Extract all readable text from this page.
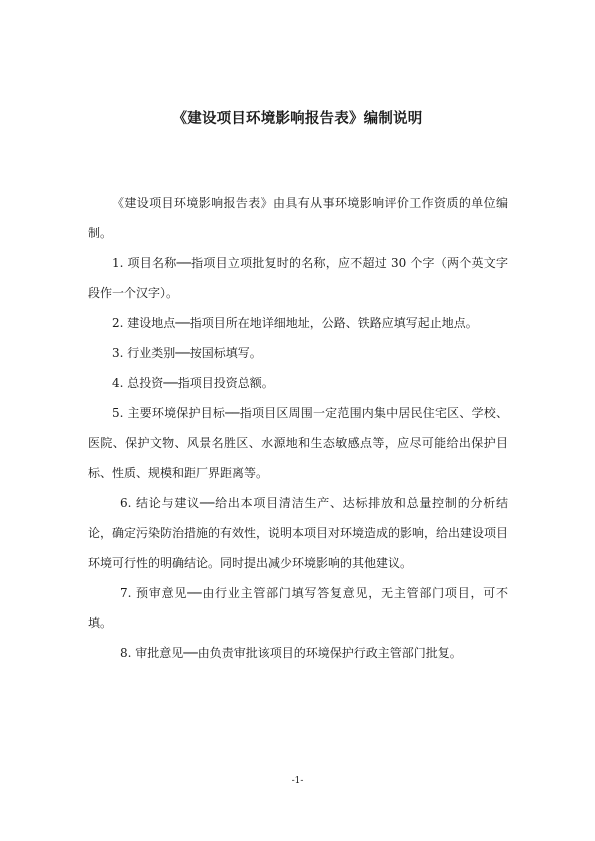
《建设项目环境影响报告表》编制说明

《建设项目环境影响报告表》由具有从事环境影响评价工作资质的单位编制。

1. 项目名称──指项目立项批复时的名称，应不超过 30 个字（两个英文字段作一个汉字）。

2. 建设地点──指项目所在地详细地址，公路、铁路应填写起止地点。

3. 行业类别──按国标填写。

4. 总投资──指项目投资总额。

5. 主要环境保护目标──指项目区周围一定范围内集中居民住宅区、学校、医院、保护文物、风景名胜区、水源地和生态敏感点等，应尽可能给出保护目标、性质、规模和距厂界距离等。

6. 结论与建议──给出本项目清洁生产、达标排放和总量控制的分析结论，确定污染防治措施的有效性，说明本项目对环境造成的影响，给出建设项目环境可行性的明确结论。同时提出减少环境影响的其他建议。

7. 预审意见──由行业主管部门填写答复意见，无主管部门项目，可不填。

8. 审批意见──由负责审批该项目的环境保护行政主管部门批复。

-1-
--
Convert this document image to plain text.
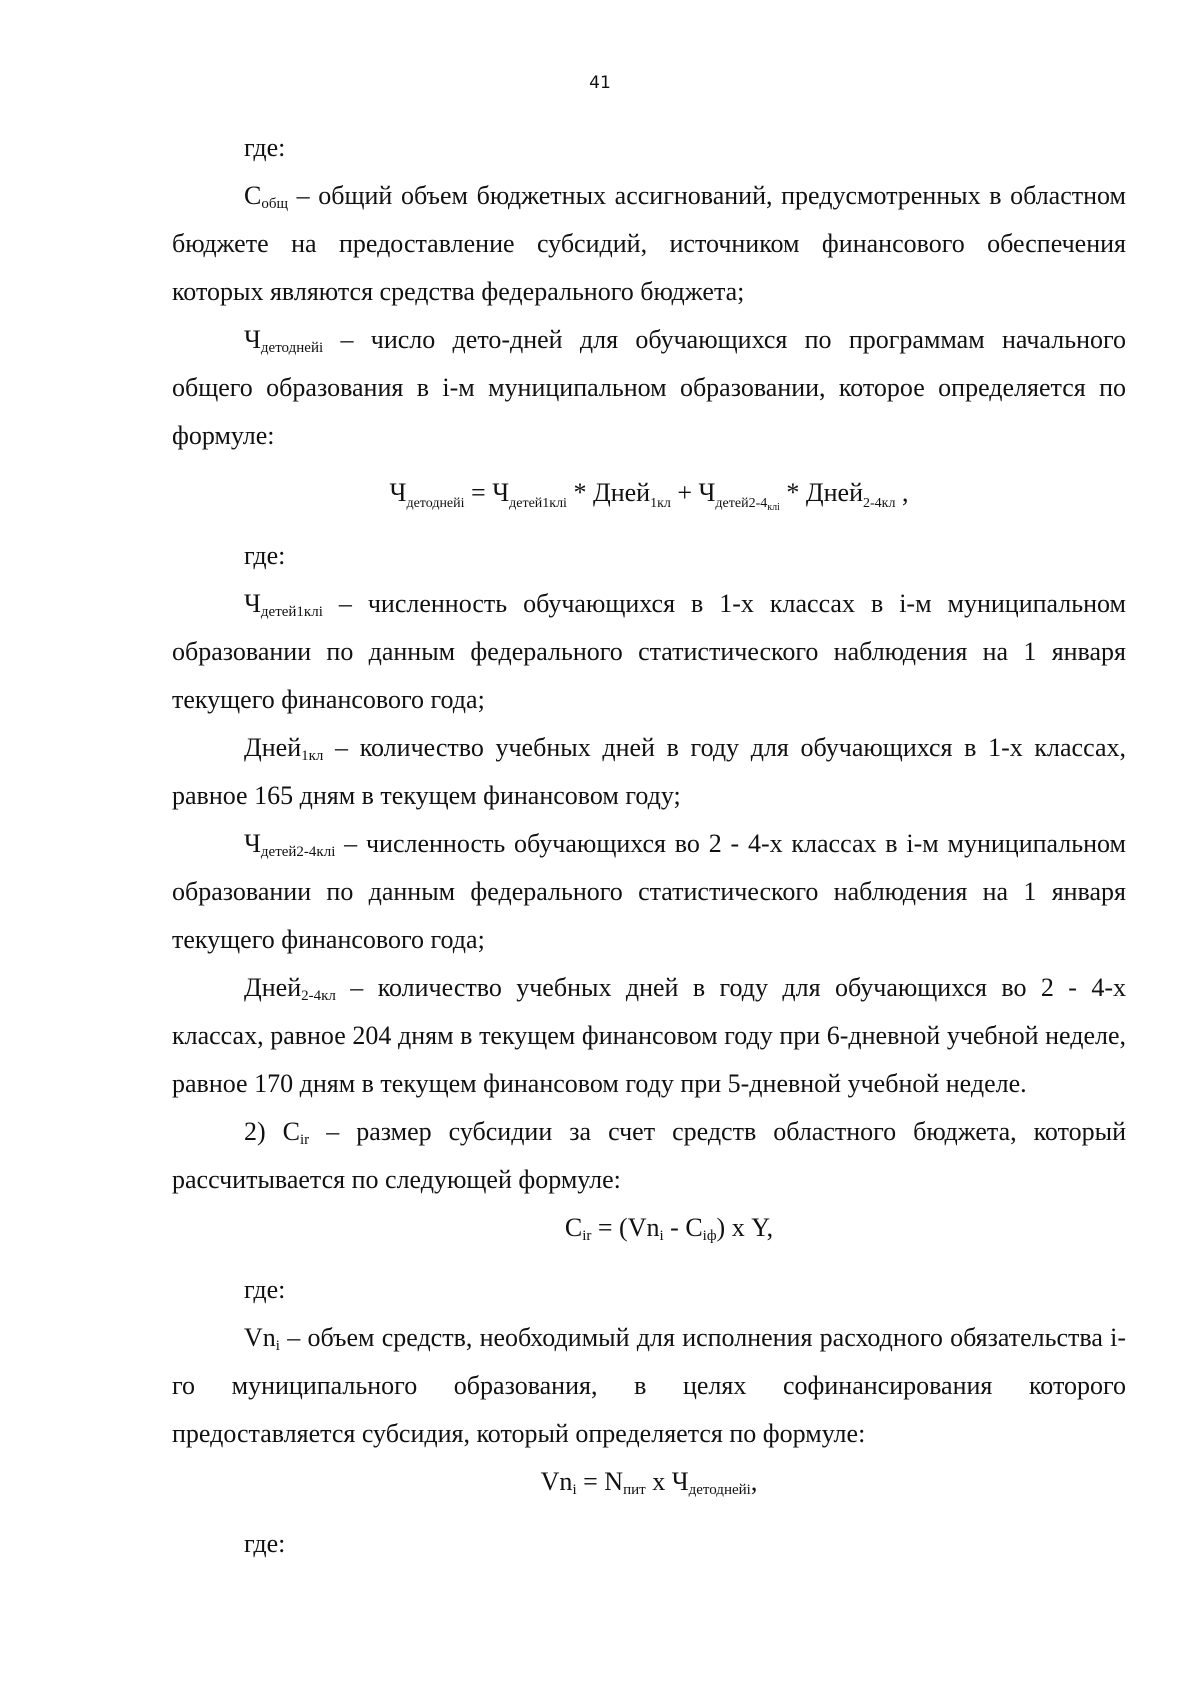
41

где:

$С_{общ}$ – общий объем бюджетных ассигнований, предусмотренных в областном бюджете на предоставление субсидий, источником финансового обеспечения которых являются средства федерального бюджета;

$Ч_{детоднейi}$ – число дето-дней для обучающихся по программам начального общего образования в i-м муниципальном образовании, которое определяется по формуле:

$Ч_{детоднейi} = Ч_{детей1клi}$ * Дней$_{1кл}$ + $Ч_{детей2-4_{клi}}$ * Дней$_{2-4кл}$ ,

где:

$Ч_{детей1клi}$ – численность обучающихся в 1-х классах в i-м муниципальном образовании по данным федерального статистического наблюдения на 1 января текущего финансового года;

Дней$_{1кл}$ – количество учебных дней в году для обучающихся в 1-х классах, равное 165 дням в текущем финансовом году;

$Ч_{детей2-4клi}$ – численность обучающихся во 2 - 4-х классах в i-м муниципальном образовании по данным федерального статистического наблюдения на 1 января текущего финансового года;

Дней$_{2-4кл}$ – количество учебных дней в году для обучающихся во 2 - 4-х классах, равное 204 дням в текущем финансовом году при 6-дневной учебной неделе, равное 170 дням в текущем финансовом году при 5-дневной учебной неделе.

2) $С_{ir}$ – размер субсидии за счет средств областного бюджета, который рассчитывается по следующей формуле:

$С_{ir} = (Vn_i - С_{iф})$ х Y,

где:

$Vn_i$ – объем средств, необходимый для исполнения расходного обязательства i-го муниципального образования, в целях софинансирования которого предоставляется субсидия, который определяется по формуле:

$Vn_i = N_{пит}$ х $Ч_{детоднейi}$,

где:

■ **Do this**
Give the number of lines above that hold the word "численность", and nothing more.

■ **Response to this exercise**
2